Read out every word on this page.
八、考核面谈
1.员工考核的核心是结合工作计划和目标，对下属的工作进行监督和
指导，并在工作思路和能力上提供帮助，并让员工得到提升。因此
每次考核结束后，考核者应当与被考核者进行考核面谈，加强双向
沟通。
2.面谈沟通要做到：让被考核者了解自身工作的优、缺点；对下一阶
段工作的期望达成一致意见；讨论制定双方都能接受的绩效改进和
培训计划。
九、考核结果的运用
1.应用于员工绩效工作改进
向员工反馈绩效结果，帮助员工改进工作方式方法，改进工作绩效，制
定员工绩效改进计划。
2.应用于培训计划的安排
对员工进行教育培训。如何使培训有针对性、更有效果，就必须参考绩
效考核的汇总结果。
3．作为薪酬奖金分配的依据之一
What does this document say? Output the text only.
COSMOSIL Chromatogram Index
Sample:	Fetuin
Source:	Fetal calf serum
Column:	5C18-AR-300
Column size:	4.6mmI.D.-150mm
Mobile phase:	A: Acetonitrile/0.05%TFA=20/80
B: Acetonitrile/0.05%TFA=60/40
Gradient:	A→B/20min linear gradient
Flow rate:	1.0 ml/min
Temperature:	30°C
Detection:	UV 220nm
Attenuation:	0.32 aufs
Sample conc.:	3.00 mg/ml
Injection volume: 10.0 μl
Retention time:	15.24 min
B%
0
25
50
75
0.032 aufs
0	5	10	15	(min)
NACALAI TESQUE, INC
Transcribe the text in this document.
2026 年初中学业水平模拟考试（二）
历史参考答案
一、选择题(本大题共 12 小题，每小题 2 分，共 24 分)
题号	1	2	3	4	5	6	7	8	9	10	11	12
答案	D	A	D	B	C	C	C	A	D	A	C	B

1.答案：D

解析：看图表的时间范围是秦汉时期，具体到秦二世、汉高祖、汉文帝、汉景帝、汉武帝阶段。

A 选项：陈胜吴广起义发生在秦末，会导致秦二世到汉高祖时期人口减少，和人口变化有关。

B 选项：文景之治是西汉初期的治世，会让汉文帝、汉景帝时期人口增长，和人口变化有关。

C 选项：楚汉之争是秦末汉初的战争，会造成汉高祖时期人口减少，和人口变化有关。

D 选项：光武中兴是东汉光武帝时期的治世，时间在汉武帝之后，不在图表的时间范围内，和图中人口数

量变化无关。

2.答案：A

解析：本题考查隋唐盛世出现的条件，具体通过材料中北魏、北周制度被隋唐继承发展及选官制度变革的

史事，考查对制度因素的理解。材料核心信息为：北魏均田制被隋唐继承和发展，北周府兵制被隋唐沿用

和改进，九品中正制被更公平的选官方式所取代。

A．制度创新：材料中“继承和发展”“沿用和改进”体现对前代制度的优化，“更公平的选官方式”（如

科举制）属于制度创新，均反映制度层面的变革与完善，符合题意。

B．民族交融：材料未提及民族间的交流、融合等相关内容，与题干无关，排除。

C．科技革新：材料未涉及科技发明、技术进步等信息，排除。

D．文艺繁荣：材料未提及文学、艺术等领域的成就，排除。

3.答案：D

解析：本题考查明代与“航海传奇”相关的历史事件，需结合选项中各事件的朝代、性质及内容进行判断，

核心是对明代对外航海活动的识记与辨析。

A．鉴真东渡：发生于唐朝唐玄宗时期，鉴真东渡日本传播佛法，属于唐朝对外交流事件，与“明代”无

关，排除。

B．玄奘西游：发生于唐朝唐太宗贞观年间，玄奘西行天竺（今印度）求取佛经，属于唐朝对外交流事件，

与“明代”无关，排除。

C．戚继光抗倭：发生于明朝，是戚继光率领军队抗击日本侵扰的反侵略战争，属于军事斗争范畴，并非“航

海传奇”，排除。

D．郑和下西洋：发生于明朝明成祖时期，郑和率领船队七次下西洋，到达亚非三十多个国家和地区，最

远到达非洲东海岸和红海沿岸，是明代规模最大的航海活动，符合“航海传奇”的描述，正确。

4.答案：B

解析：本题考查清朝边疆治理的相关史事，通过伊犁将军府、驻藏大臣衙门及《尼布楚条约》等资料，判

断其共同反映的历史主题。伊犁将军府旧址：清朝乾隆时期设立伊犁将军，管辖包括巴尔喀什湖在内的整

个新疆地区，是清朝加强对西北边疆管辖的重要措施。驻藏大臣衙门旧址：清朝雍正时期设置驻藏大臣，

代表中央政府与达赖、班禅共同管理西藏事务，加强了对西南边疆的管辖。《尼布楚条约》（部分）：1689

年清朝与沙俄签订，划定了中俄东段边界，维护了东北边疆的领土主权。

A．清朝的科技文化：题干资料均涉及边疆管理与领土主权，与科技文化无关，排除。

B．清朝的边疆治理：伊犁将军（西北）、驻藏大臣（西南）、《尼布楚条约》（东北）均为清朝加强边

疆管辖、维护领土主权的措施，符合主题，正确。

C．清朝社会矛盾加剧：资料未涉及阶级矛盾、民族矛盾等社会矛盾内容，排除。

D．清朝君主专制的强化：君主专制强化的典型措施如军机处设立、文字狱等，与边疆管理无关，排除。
=======
### What the task asks:
Search the listing for the word "和人口变化有关". Copy every line in which it occurs.

### Final result:
A 选项：陈胜吴广起义发生在秦末，会导致秦二世到汉高祖时期人口减少，和人口变化有关。
B 选项：文景之治是西汉初期的治世，会让汉文帝、汉景帝时期人口增长，和人口变化有关。
C 选项：楚汉之争是秦末汉初的战争，会造成汉高祖时期人口减少，和人口变化有关。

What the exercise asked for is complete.